:: Task list ::
(a) Retype the part of the comment thread on square lighthouses that runs from "4. Now my eyes" up to and including "old man pills...".
(b) Pick up the comment thread on square lighthouses where it stops, and keep it going with more comments in the same spirit.


    Yes, I will be a square lighthouse. I spent the first 43 years of life trying hard to not impress the English teachers. Why change now?

    1. Did you just counter-ironicize me? (Is that even a word?)

      I'm thinking there must be a fine line between gumph and genius. Maybe it's the turtle-neck sweater.

      Fiji? I thought you were heading to Hawaii. You should be able to hula the night away in either place, I guess.

    2. Rob doing the hula? I rake my face at the image burning in my head.

    3. I don’t have a clue what you said Erica. Did you compliment me or did you insult me? I have no idea because “I’m not a smart man, Jenny.” Name that quote.

      I’m going to Fuji because the tax bill is going up, I have got to find a way to shelter my royalties. And yes I will be doing a hula, why not? I am going to own the whole beach. My beach my rules.

      As far as Big Joe’s eyes burning. He will get over it because he will be doing the hula next to me and Swifty in his blue shirt. Ponder over that image for a while. Ha ha.

    4. Now my eyes are burning, Forrest. Nevertheless, here's hoping Mike's smiling mug is back with us soon.

  4. As a new writer I don't think I'd dare try to be a square lighthouse- it would be a disaster. In non-writerly areas, however, I always seem to be the square lighthouse in a round lighthouse world!

    1. As a new writer, I'm not even sure I'd know where to start. Yes, there would be a ship-wreck or two in my vicinity, also. I'm trusting the non-writerly squareness is a good thing.

  5. Erica,

    Excuse me whilst I take a sip of Ensure to warsh down my old man pills...

    Color my lighthouse a square one trying to fit into a round one. A reader will willingly, sometimes gladly, go along with the author as she breaks the rules, but doing so at the expense of clarity, character, and story is a dangerous exercise.

:: Records supplied ::
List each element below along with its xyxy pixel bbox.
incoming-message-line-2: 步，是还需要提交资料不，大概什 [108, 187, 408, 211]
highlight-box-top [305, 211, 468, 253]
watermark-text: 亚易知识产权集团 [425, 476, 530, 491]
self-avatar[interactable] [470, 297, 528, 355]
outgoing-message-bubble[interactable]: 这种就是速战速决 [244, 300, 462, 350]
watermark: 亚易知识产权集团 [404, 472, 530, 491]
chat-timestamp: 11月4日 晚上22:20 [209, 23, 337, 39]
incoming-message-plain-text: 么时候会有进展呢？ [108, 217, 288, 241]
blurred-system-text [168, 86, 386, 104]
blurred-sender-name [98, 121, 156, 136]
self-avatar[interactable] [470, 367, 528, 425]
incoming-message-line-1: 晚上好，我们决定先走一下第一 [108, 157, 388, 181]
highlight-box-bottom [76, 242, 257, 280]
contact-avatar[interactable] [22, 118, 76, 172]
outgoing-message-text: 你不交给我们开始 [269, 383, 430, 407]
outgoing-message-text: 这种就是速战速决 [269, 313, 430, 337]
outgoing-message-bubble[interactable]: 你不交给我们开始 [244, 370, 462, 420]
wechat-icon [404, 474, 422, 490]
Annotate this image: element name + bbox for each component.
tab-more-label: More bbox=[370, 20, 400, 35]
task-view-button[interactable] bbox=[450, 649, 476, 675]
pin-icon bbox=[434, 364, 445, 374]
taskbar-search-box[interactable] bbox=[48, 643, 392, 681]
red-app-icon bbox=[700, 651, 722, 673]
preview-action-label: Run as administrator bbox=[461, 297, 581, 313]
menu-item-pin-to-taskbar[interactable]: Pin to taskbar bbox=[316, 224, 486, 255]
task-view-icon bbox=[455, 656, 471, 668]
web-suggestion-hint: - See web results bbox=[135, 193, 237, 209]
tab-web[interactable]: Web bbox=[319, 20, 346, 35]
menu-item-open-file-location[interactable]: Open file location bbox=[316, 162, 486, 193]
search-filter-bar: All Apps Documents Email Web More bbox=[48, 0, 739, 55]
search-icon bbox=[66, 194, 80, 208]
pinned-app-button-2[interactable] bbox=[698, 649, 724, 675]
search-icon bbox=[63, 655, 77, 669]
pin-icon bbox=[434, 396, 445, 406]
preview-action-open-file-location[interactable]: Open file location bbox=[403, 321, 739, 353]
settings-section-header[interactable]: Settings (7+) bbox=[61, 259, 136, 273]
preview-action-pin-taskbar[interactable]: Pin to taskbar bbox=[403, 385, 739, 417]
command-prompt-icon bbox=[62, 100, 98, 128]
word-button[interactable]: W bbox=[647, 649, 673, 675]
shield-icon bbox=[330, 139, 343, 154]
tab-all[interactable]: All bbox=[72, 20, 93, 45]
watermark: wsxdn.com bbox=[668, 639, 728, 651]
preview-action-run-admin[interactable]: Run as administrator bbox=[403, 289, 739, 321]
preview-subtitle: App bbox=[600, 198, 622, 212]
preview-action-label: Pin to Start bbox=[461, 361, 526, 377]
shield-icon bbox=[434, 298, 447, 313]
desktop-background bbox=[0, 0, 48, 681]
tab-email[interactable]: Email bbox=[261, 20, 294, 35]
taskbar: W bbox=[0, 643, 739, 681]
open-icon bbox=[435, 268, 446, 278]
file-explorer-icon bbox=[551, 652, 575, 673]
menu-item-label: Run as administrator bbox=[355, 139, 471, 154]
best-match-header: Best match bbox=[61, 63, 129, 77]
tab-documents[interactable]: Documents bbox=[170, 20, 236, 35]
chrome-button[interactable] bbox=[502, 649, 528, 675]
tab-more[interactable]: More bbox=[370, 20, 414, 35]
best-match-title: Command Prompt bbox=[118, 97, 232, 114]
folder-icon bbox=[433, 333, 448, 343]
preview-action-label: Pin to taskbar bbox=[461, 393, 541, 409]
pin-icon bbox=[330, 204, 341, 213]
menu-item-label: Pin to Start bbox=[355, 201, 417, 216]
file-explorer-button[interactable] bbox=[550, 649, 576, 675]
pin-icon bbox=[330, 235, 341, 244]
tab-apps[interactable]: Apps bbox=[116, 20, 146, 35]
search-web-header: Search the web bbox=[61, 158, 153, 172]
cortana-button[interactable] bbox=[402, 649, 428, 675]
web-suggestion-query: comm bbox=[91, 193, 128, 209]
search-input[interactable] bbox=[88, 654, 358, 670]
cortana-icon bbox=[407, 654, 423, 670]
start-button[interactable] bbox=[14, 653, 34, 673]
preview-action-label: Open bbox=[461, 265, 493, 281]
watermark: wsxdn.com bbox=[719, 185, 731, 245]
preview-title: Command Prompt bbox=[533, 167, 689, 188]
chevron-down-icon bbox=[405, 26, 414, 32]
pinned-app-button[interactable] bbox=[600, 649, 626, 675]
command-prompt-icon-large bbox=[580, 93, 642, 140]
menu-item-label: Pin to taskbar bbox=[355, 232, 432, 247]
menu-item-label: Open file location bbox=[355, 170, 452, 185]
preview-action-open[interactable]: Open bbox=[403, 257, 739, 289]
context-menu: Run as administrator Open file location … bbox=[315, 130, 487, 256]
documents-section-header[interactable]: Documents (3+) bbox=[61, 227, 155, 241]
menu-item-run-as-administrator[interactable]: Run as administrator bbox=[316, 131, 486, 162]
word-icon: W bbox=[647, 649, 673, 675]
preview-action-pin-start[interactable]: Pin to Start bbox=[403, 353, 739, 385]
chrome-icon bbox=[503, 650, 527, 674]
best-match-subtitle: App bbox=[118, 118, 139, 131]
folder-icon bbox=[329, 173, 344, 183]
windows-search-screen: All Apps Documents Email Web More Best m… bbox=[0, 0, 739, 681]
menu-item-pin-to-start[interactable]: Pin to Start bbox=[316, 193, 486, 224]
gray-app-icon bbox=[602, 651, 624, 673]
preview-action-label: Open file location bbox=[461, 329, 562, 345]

:: Answers given ::
(a)
4. Now my eyes are burning, Forrest. Nevertheless, here's hoping Mike's smiling mug is back with us soon.

  4. As a new writer I don't think I'd dare try to be a square lighthouse- it would be a disaster. In non-writerly areas, however, I always seem to be the square lighthouse in a round lighthouse world!

    1. As a new writer, I'm not even sure I'd know where to start. Yes, there would be a ship-wreck or two in my vicinity, also. I'm trusting the non-writerly squareness is a good thing.

  5. Erica,

    Excuse me whilst I take a sip of Ensure to warsh down my old man pills...

(b)
    Now excuse me whilst I don my tweed turtle neck jacket with tweed elbow patches, the uniform of the ninety-year old English teacher...

    Most of these experiments are mere fads, and will wither away like spring wildflowers in the summer. Those ex[eriments that last do not intrude on clarity, characters, and story, and most likely, build upon them.

    Now excuse me whilst I place the soapbox on the ground and stand...

    The conventions of grammar are simply a means to an end, depending upon the lighthouse in which a writer lives. Yes, I am a stickler for certain rules. I don't like the dangling preposition. Guilty! I believe in syntax. Guilty again. I don't like starting a sentence with "There" or "It." But not because I delight in the beauty of the rules-I delight in the beauty of the well-written sentence. Plus, the choice to do so makes me a better writer.

    Writing (and reading) is an exercise for the brain muscle. One can have terrible form, and not build the muscle at all, or one can have excellent form, clean, crisp, clear, and effective.

    Whew! I think I threw out my back on that rant. Excuse me whilst I take a nap...

    1. The man of many coats has spoken, and as usual, he speaks wisely.

      I think we're approaching the battlefield of story-telling vs writing. Are those round-lighthouse traits of character and story really the saving features of lasting experimental works? If I could think of examples, I might argue (but I can't, so I won't).

      Yes, rules exist for a reason. Why (try to) reinvent what has been proven to work?

      As a reader, I like working my brain muscle... but not too hard. What did that Scarlet Letter guy say? Easy reading is damn hard writing?

      For what it's worth, I think you have a touch of hip squareness about you, Joseph. Some of us take the rules for a stroll by the lake. You seem to throw them in your sidecar and take off through the desert.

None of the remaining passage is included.